DATA TO PROCESS:

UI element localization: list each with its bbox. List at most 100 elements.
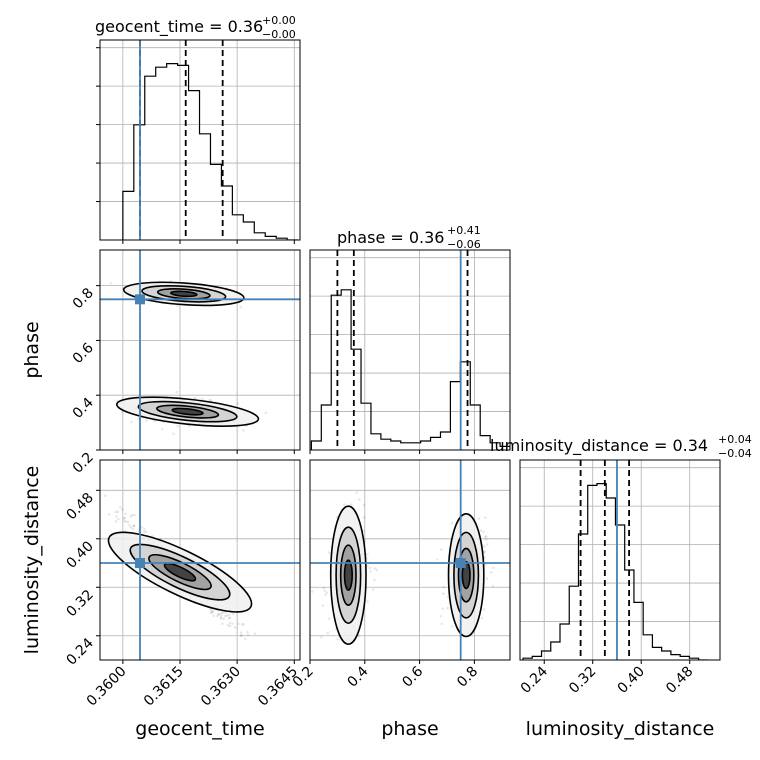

* * *

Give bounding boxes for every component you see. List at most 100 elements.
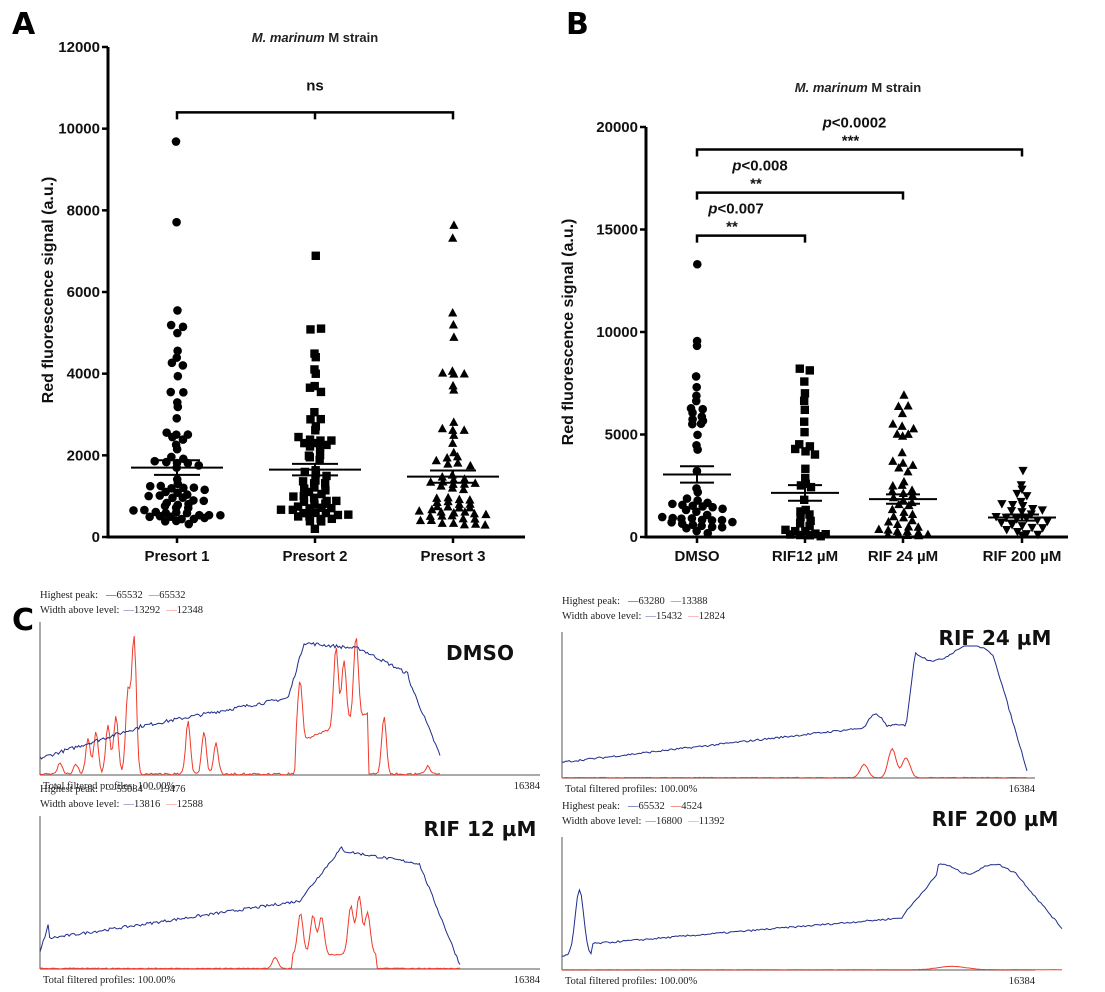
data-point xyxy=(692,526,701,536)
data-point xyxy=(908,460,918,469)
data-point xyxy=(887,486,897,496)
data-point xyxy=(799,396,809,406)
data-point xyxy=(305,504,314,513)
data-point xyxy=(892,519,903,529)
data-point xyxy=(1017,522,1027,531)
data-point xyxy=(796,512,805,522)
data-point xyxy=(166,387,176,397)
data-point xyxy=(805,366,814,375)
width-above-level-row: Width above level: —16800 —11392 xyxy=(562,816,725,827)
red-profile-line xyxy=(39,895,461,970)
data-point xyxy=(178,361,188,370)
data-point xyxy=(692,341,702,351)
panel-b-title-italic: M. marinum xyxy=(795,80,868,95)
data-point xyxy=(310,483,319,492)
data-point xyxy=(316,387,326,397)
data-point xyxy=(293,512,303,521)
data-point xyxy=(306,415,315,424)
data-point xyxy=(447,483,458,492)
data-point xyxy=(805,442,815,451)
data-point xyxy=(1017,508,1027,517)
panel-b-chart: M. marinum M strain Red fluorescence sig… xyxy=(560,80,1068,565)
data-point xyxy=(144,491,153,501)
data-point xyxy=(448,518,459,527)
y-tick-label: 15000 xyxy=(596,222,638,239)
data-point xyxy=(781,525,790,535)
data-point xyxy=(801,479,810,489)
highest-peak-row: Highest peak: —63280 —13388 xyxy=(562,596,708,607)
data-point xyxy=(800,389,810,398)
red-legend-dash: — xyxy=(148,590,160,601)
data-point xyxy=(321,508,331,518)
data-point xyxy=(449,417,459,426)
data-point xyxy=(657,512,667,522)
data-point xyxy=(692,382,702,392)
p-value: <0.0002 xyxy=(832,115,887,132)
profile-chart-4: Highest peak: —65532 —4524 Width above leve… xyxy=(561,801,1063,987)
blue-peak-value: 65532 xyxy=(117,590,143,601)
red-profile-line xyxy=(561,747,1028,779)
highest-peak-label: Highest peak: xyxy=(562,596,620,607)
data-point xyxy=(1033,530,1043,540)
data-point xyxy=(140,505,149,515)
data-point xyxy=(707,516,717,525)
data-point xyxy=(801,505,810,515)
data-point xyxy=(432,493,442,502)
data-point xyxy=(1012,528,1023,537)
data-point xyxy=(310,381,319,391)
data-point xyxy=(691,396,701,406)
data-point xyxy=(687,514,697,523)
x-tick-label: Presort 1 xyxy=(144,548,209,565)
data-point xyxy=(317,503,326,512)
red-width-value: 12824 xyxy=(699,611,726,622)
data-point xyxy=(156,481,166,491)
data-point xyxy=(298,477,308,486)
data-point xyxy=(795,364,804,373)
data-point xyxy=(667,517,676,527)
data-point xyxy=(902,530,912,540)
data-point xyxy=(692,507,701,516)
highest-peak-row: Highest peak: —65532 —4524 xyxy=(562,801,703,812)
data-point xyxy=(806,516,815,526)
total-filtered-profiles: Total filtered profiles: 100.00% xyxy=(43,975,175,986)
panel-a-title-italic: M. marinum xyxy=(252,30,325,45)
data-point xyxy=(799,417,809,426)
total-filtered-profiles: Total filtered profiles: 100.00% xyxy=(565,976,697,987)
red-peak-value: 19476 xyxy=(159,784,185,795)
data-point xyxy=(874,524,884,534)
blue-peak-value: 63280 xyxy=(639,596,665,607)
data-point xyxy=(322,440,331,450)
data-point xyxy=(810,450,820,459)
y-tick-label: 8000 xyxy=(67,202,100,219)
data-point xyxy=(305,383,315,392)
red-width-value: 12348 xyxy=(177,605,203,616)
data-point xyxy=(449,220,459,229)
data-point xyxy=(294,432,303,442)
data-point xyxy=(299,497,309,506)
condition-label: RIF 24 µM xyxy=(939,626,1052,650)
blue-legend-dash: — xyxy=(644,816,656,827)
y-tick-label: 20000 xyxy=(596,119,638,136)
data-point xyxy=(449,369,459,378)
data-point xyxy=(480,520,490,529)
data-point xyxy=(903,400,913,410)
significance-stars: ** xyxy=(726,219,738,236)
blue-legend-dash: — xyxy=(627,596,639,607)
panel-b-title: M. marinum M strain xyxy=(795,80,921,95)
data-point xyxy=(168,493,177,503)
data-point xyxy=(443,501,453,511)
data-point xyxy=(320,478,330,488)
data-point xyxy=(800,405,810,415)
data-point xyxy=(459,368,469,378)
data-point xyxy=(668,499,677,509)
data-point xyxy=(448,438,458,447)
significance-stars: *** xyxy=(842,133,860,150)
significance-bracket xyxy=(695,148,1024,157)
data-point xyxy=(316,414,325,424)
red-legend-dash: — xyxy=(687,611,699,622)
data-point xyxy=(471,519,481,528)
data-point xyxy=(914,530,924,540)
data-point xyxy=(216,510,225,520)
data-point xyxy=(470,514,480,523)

OBJECTIVE:
How many of the lines above contain the string "label"? Reply with the number alone.

FINISHED EXERCISE:
6